══ Data entries ══

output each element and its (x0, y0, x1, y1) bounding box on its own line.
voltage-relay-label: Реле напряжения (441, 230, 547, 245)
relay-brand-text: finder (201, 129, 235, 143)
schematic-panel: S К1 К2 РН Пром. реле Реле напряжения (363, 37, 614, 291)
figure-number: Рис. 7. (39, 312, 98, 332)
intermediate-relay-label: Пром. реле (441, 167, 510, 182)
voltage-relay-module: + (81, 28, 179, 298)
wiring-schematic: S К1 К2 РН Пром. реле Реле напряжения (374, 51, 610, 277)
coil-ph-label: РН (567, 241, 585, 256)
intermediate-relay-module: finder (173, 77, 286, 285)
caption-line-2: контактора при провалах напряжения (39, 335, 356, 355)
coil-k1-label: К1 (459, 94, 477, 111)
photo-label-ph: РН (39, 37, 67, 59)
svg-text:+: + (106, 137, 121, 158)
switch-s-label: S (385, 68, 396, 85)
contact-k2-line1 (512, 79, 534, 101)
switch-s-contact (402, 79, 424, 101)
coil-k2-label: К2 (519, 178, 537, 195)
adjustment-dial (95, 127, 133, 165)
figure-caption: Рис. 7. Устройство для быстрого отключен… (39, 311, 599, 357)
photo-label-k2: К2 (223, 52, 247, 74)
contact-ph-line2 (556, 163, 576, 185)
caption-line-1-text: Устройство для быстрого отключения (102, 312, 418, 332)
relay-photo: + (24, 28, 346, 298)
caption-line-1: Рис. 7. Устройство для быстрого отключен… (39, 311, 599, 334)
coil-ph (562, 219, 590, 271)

═══

» **Requirements**
Update the rows above by changing every "finder" to "Finder" and leaving everything else as it is.

» **Written answer**
output each element and its (x0, y0, x1, y1) bounding box on its own line.
voltage-relay-label: Реле напряжения (441, 230, 547, 245)
relay-brand-text: Finder (201, 129, 235, 143)
schematic-panel: S К1 К2 РН Пром. реле Реле напряжения (363, 37, 614, 291)
figure-number: Рис. 7. (39, 312, 98, 332)
intermediate-relay-label: Пром. реле (441, 167, 510, 182)
voltage-relay-module: + (81, 28, 179, 298)
wiring-schematic: S К1 К2 РН Пром. реле Реле напряжения (374, 51, 610, 277)
coil-ph-label: РН (567, 241, 585, 256)
intermediate-relay-module: Finder (173, 77, 286, 285)
caption-line-2: контактора при провалах напряжения (39, 335, 356, 355)
coil-k1-label: К1 (459, 94, 477, 111)
photo-label-ph: РН (39, 37, 67, 59)
svg-text:+: + (106, 137, 121, 158)
switch-s-label: S (385, 68, 396, 85)
contact-k2-line1 (512, 79, 534, 101)
switch-s-contact (402, 79, 424, 101)
coil-k2-label: К2 (519, 178, 537, 195)
adjustment-dial (95, 127, 133, 165)
figure-caption: Рис. 7. Устройство для быстрого отключен… (39, 311, 599, 357)
photo-label-k2: К2 (223, 52, 247, 74)
contact-ph-line2 (556, 163, 576, 185)
caption-line-1-text: Устройство для быстрого отключения (102, 312, 418, 332)
relay-photo: + (24, 28, 346, 298)
caption-line-1: Рис. 7. Устройство для быстрого отключен… (39, 311, 599, 334)
coil-ph (562, 219, 590, 271)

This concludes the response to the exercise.